Page element annotations:
--*--
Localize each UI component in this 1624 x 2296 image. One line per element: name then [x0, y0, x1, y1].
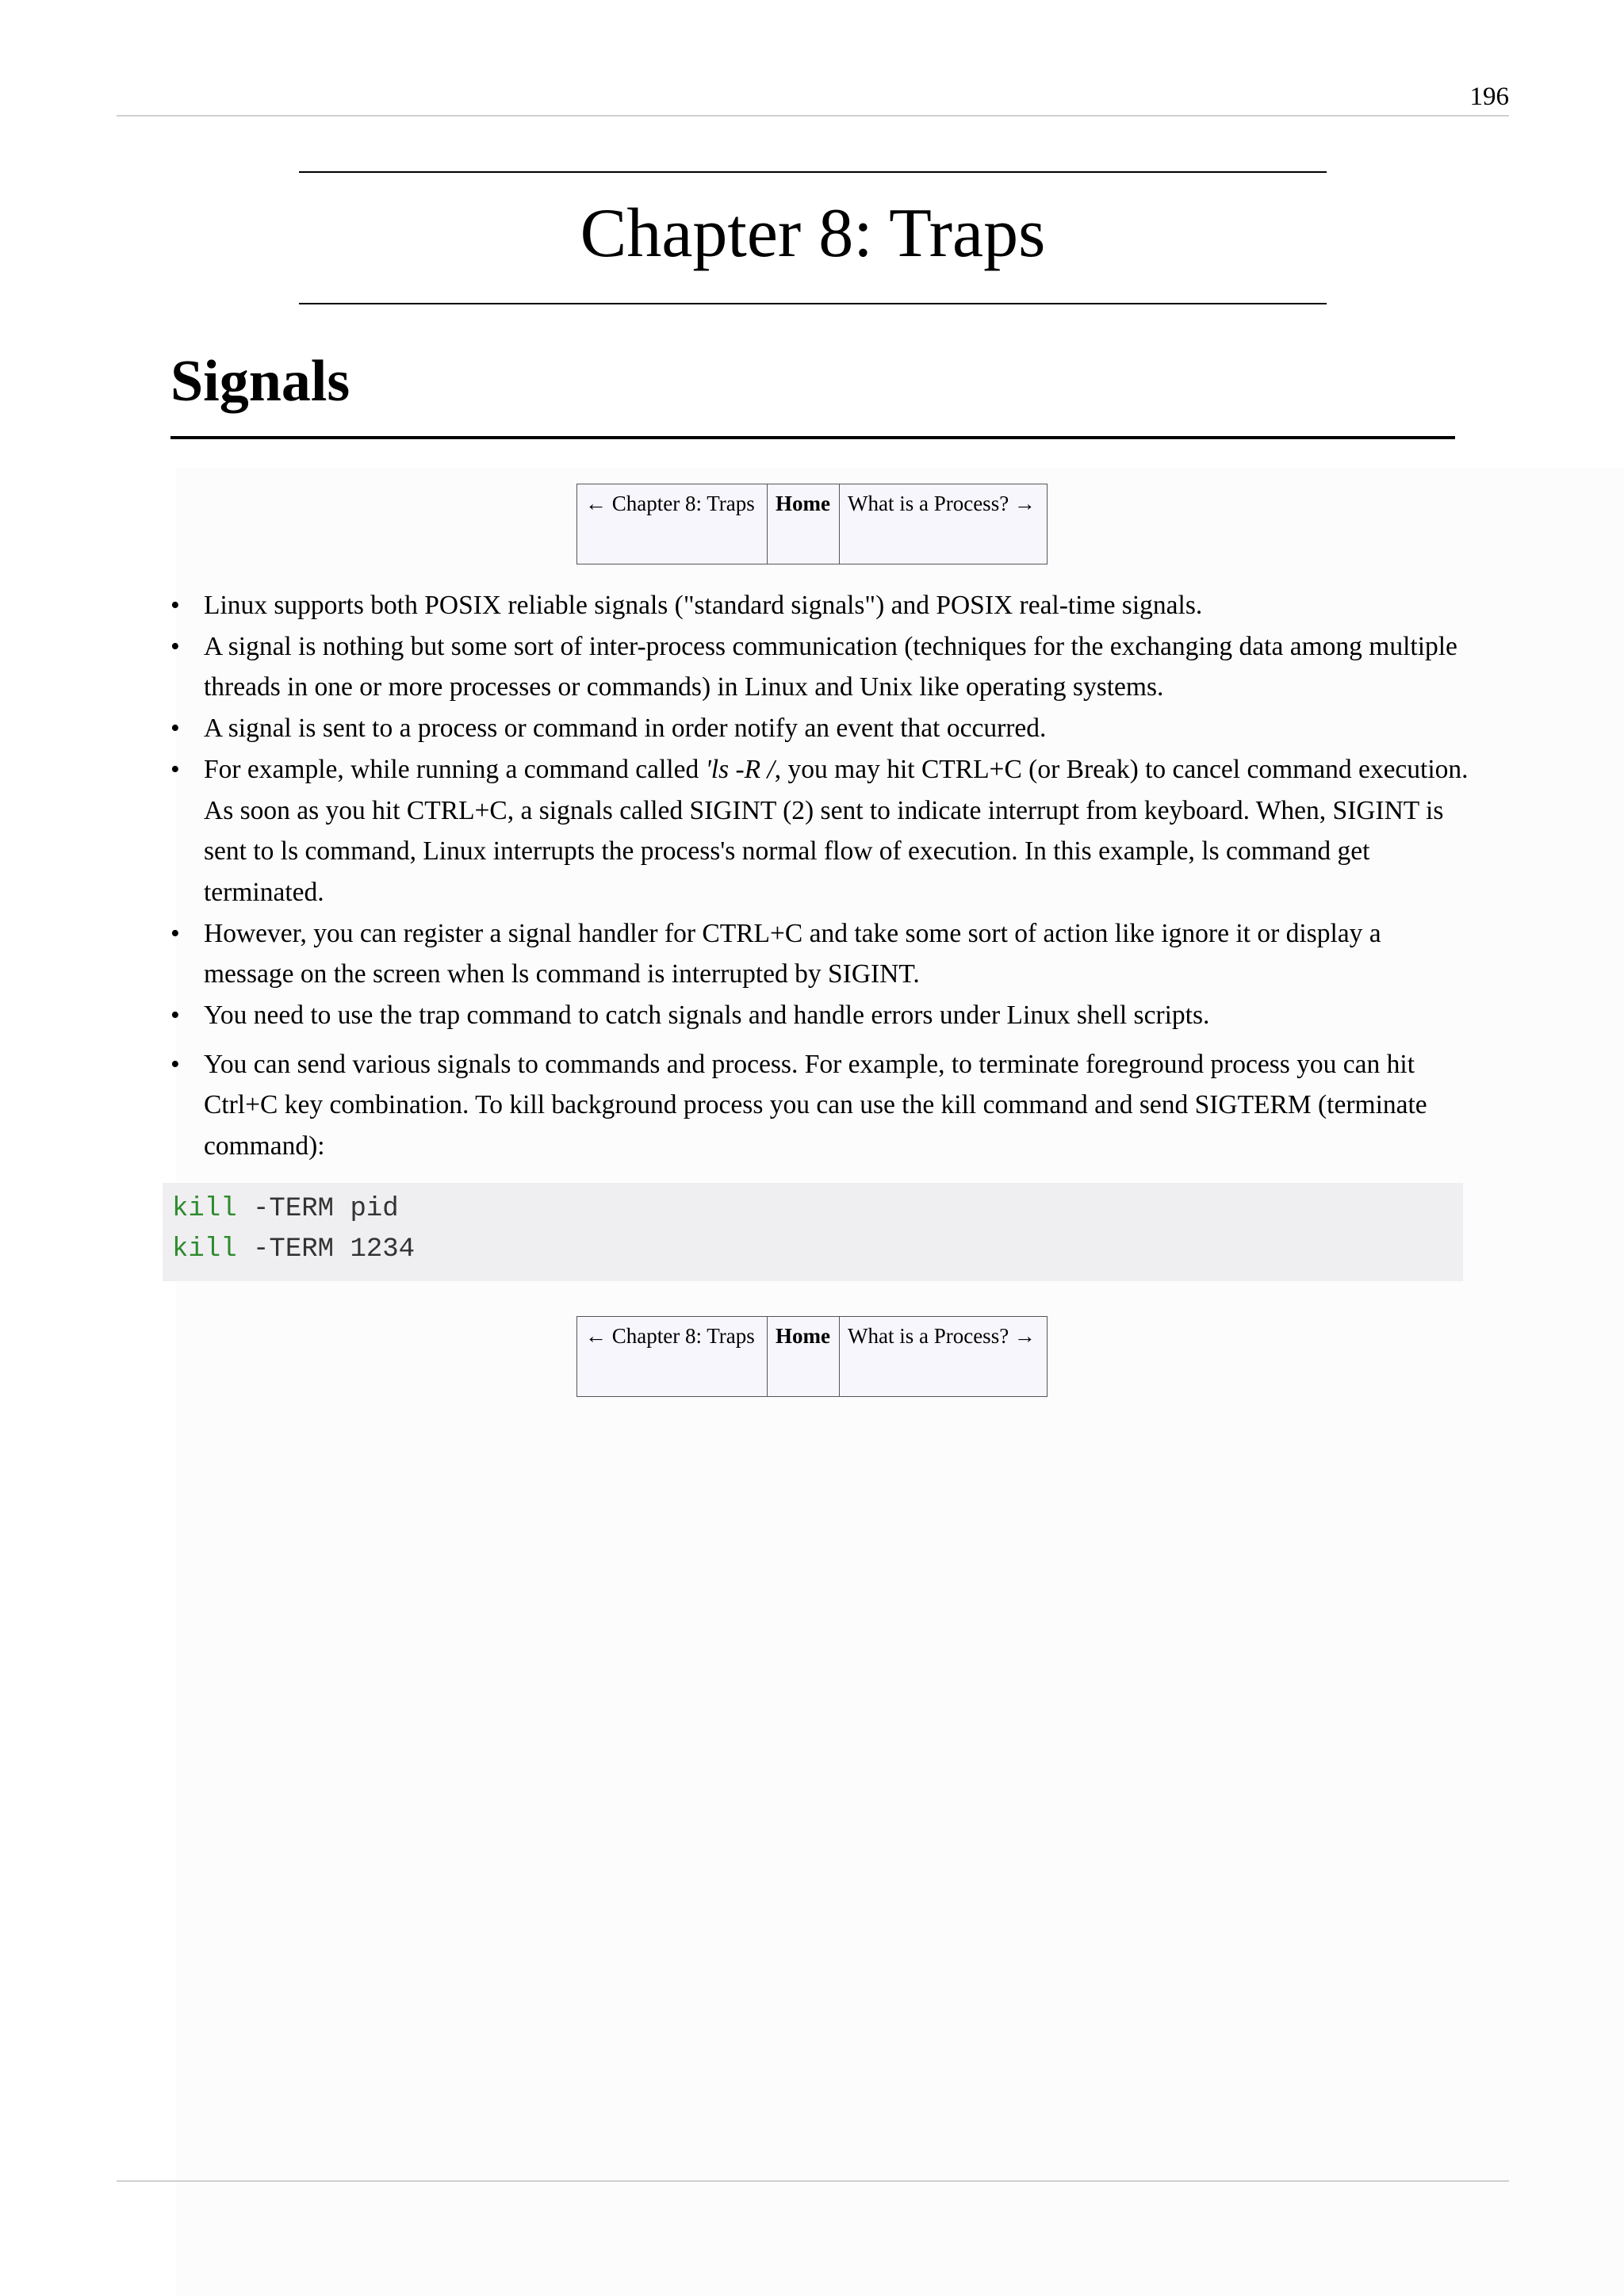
list-item	[170, 995, 1471, 1036]
header-divider	[117, 115, 1509, 117]
footer-divider	[117, 2180, 1509, 2182]
section-divider	[170, 436, 1455, 439]
bullet-text: For example, while running a command called	[204, 754, 706, 784]
nav-home-link[interactable]: Home	[768, 1317, 840, 1396]
bullet-text: A signal is sent to a process or command in order notify an event that occurred.	[204, 714, 1047, 744]
nav-home-link[interactable]: Home	[768, 484, 840, 564]
bullet-text: A signal is nothing but some sort of inter-process communication (techniques for the exchanging data among multiple threads in one or more processes or commands) in Linux and Unix like operating systems.	[204, 631, 1457, 702]
code-keyword: kill	[172, 1194, 237, 1224]
bullet-text: You can send various signals to commands and process. For example, to terminate foreground process you can hit Ctrl+C key combination. To kill background process you can use the kill command and send SIGTERM (terminate command):	[204, 1049, 1427, 1161]
code-line	[172, 1189, 1454, 1230]
code-args: -TERM 1234	[236, 1234, 416, 1265]
chapter-title: Chapter 8: Traps	[580, 195, 1046, 272]
nav-next-link[interactable]: What is a Process? →	[848, 492, 1036, 515]
bullet-text: Linux supports both POSIX reliable signals ("standard signals") and POSIX real-time signals.	[204, 591, 1203, 620]
code-args: -TERM pid	[236, 1194, 399, 1224]
top-navigation-box	[576, 484, 1048, 564]
nav-prev-link[interactable]: ← Chapter 8: Traps	[577, 484, 768, 564]
chapter-title-top-rule	[299, 171, 1327, 173]
page-number: 196	[1469, 82, 1509, 111]
section-title: Signals	[170, 349, 350, 414]
code-block	[163, 1183, 1463, 1281]
nav-next-link[interactable]: What is a Process? →	[848, 1324, 1036, 1348]
bullet-text: You need to use the trap command to catch signals and handle errors under Linux shell scripts.	[204, 1001, 1210, 1031]
code-line	[172, 1230, 1454, 1270]
list-item	[170, 1044, 1471, 1167]
list-item	[170, 913, 1471, 995]
chapter-title-bottom-rule	[299, 303, 1327, 304]
code-keyword: kill	[172, 1234, 237, 1265]
command-example: 'ls -R /	[705, 754, 775, 784]
list-item	[170, 585, 1471, 626]
nav-prev-link[interactable]: ← Chapter 8: Traps	[577, 1317, 768, 1396]
bottom-navigation-box	[576, 1316, 1048, 1397]
bullet-text: , you may hit CTRL+C (or Break) to cancel command execution. As soon as you hit CTRL+C, a signals called SIGINT (2) sent to indicate interrupt from keyboard. When, SIGINT is sent to ls command, Linux interrupts the process's normal flow of execution. In this example, ls command get terminated.	[204, 754, 1469, 907]
list-item	[170, 708, 1471, 749]
list-item	[170, 749, 1471, 913]
bullet-text: However, you can register a signal handler for CTRL+C and take some sort of action like ignore it or display a message on the screen when ls command is interrupted by SIGINT.	[204, 918, 1381, 989]
list-item	[170, 626, 1471, 708]
signals-bullet-list	[170, 585, 1471, 1167]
--*--
WORK TO DO> Set down the lines of the records exactly as they appear, from the line that contains "995, 1471, 1036]" through the line that contains "bullet-text: For example, while", both included.

EXPECTED ANSWER>
list-item	[170, 995, 1471, 1036]
header-divider	[117, 115, 1509, 117]
footer-divider	[117, 2180, 1509, 2182]
section-divider	[170, 436, 1455, 439]
bullet-text: For example, while running a command called	[204, 754, 706, 784]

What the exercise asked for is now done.